▽

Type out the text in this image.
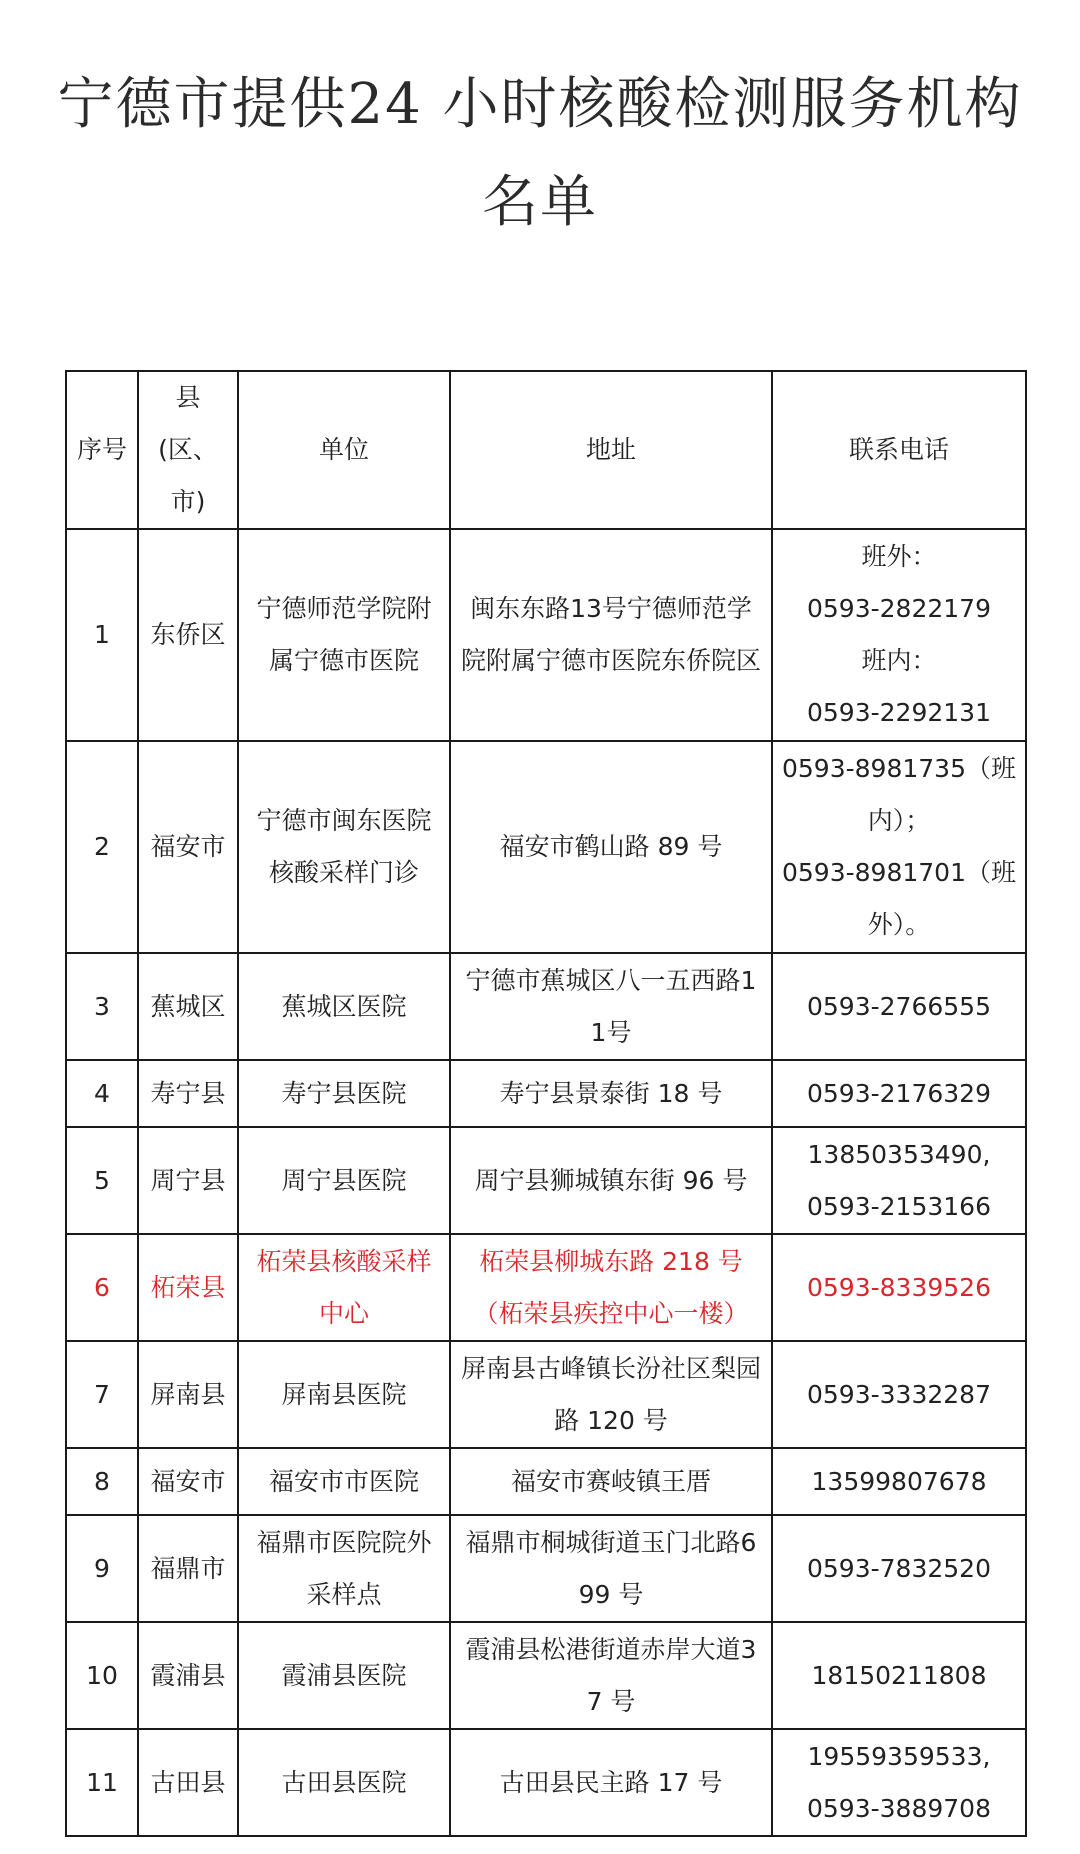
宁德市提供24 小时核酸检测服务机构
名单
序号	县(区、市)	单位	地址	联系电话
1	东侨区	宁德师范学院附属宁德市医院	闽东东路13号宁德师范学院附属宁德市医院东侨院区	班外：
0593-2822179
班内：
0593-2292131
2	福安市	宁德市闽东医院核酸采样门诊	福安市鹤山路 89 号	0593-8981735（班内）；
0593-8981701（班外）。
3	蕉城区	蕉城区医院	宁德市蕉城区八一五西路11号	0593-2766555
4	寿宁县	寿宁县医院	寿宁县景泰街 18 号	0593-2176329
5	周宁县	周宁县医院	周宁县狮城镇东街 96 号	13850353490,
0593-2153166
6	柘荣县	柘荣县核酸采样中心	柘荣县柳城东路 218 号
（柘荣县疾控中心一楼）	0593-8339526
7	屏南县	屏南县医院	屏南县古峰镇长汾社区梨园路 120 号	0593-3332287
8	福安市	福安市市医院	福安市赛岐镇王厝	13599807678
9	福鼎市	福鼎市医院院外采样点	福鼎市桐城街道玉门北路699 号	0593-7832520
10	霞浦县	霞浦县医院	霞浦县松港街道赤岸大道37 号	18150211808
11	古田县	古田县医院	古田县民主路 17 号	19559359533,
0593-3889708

△
▽

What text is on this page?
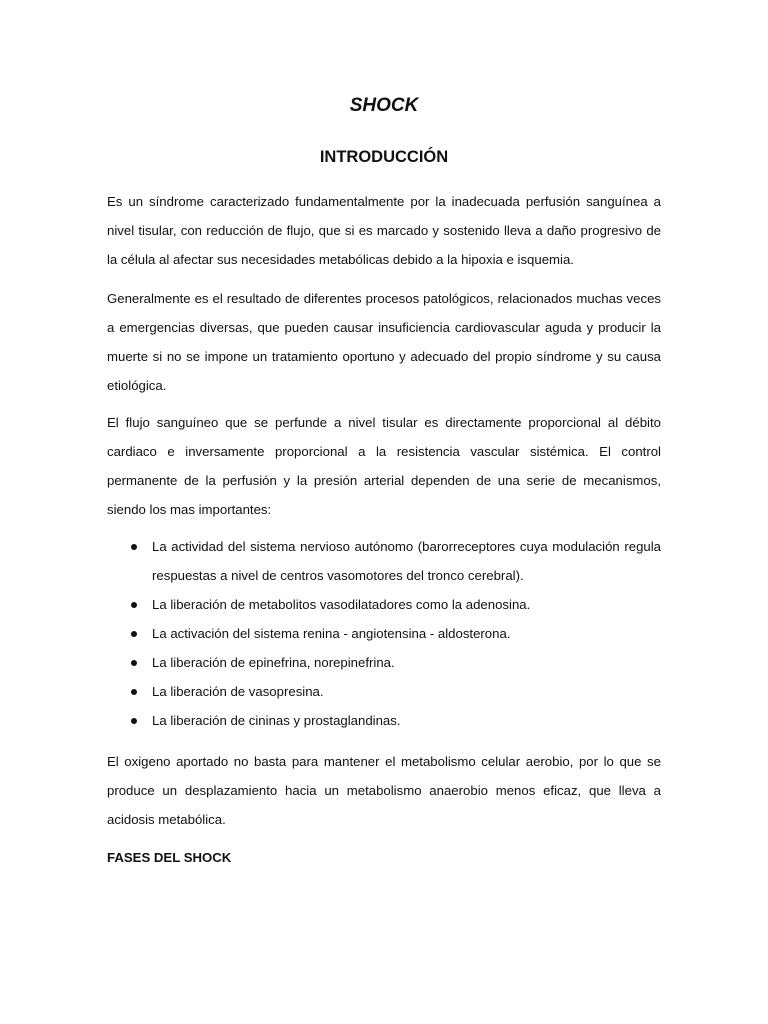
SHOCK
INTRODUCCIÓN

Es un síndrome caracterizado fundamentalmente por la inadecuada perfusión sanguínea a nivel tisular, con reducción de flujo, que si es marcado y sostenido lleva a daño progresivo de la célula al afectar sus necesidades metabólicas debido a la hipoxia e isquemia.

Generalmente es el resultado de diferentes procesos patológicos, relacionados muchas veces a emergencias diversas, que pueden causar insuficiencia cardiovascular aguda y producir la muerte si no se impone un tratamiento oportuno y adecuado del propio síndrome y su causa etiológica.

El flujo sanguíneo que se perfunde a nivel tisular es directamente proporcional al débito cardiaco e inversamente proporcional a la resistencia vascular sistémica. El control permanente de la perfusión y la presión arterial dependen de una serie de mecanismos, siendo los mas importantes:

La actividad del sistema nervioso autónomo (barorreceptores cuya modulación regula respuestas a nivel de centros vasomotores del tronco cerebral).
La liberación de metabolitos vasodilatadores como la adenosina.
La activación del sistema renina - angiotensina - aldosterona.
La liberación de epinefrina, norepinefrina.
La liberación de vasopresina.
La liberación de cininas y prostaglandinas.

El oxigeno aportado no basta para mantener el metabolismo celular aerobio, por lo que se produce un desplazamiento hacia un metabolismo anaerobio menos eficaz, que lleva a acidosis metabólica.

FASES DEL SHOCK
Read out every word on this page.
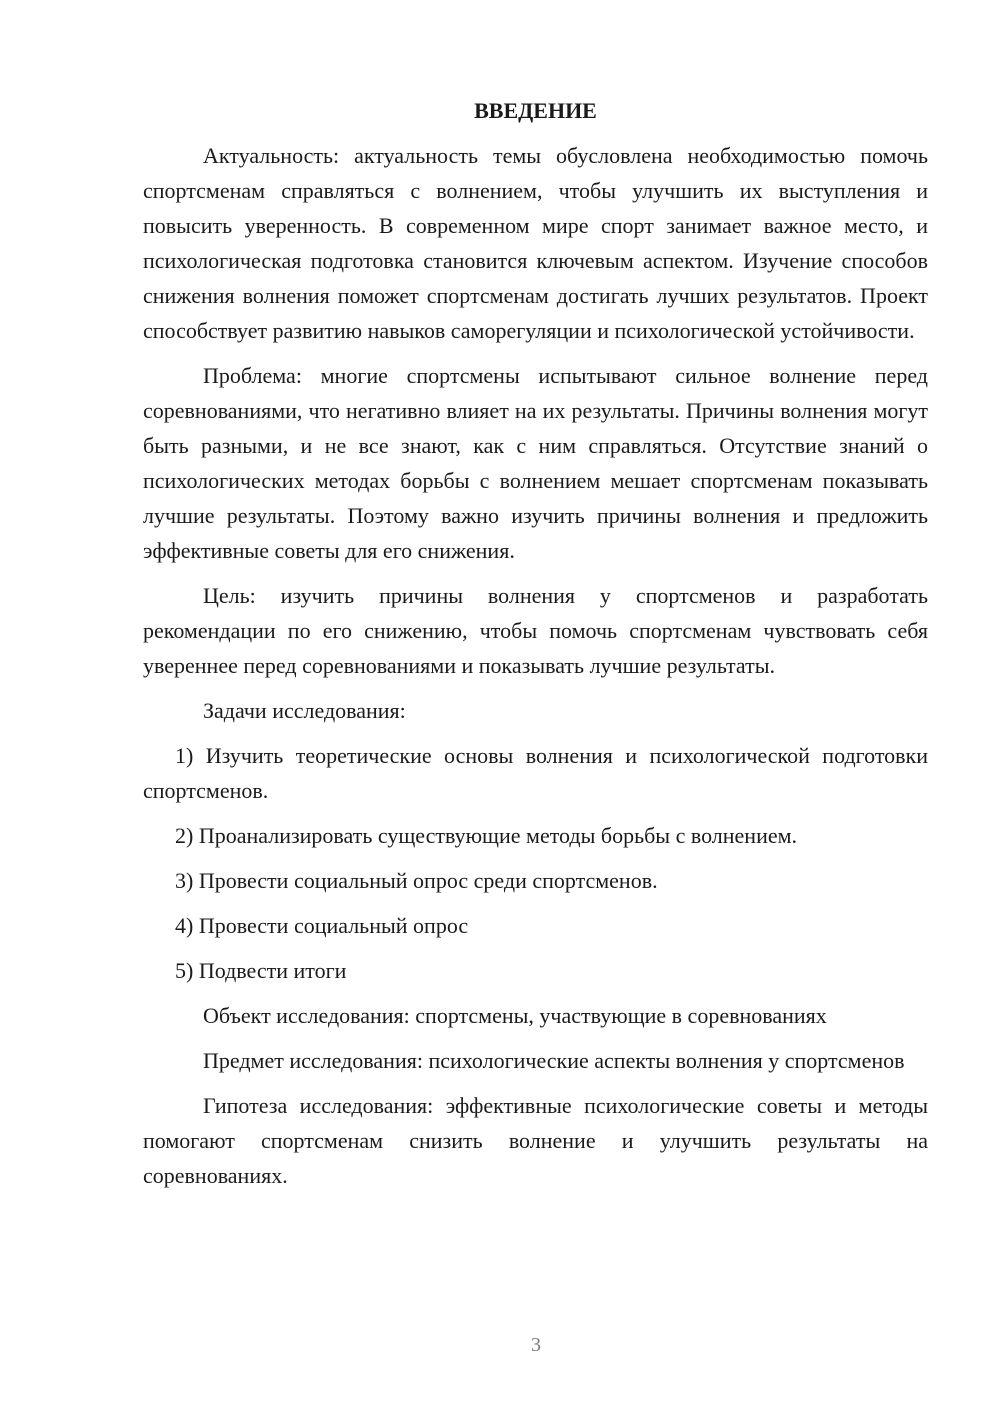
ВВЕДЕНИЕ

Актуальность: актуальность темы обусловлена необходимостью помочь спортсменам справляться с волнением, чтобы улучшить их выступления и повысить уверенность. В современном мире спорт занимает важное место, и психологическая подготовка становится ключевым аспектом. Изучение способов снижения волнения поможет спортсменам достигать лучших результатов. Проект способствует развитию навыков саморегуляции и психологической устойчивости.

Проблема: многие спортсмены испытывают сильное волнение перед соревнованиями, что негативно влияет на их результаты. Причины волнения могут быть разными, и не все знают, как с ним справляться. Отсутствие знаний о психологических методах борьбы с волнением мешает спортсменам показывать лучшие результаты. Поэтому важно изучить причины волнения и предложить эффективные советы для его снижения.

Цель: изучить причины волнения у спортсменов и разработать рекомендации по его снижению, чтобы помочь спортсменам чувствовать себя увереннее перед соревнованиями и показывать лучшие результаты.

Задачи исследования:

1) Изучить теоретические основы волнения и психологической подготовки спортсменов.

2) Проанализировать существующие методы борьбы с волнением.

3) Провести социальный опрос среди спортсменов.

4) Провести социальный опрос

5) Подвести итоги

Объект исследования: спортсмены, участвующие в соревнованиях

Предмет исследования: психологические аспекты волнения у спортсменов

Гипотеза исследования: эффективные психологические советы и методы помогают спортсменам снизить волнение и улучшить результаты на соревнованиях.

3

△

--- WORK TO DO ---
Pick out lines containing the word "опрос", each one as written.

--- OUTPUT ---
3) Провести социальный опрос среди спортсменов.
4) Провести социальный опрос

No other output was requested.